● Instruction
Using the data beneath, show every line that includes the word "stripes".
==== Data shown ====
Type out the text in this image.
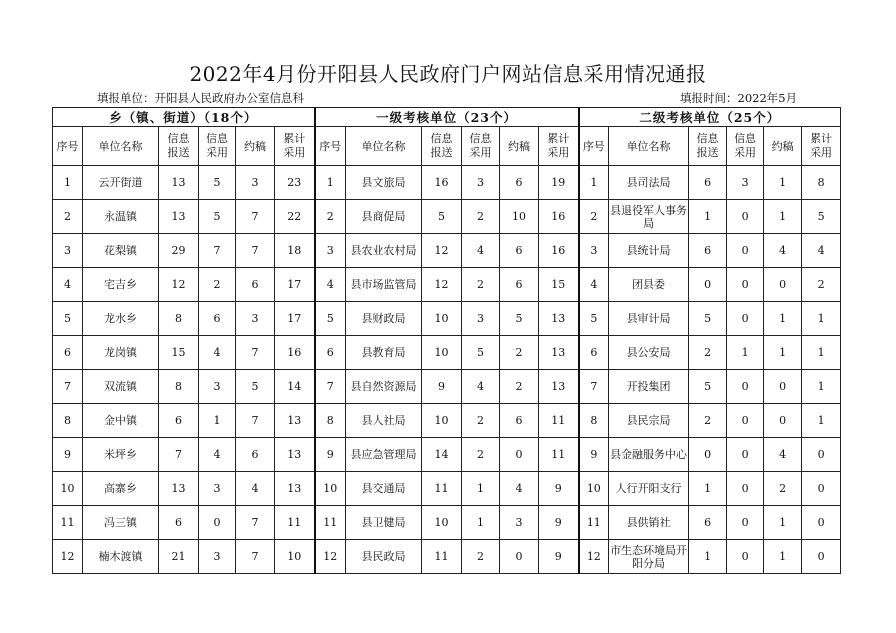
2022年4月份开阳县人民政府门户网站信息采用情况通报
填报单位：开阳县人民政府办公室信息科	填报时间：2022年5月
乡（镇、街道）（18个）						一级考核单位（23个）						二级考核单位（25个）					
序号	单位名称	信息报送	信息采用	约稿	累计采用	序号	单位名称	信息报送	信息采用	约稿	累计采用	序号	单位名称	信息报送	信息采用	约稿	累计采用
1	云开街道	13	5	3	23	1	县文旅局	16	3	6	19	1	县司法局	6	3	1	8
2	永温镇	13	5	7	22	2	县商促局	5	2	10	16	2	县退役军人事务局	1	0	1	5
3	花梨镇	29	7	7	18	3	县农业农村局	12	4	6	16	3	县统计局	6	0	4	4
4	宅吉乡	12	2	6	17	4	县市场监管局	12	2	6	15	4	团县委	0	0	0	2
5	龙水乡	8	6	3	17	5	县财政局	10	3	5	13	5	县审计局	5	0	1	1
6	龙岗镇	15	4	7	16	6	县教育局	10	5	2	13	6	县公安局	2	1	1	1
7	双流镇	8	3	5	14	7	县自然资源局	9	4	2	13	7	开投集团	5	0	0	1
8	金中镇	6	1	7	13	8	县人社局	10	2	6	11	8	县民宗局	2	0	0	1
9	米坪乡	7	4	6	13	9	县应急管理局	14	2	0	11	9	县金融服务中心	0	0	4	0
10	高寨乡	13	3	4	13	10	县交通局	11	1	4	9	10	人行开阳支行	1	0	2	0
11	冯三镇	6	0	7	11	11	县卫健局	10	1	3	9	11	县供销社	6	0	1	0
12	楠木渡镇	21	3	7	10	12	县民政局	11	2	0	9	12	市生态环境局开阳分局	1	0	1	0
====
==== Data shown ====
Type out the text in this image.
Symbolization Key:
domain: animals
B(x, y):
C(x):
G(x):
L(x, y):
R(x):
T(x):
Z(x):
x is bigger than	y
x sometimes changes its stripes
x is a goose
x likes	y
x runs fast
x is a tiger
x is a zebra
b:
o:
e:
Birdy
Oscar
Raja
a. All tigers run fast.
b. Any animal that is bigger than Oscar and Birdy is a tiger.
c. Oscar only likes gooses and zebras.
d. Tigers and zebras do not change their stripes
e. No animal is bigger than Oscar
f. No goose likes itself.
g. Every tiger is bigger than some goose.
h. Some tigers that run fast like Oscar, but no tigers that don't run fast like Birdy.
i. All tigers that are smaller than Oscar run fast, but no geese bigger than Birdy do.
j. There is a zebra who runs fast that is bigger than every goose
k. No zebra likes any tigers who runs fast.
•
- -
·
====
==== Data shown ====
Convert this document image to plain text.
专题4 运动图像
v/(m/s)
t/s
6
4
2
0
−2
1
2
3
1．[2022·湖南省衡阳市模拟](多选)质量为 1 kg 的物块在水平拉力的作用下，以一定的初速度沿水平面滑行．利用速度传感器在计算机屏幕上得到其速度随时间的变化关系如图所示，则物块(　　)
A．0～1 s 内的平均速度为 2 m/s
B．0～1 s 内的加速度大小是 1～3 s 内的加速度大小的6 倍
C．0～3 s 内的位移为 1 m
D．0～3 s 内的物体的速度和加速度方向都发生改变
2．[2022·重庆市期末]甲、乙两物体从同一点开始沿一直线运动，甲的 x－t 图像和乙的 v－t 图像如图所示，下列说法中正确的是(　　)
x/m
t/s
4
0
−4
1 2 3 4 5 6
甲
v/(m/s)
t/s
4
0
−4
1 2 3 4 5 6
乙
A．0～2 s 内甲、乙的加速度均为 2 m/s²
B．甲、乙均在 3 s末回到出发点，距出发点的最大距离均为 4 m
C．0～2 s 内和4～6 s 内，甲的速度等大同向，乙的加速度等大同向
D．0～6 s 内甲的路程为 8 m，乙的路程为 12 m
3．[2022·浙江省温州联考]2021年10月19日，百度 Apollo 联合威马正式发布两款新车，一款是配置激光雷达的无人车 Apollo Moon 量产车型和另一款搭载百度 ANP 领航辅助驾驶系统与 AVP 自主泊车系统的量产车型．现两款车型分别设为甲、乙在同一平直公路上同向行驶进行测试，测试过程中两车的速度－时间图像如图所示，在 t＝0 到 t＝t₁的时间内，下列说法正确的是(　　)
====
● Result below
x sometimes changes its stripes
d. Tigers and zebras do not change their stripes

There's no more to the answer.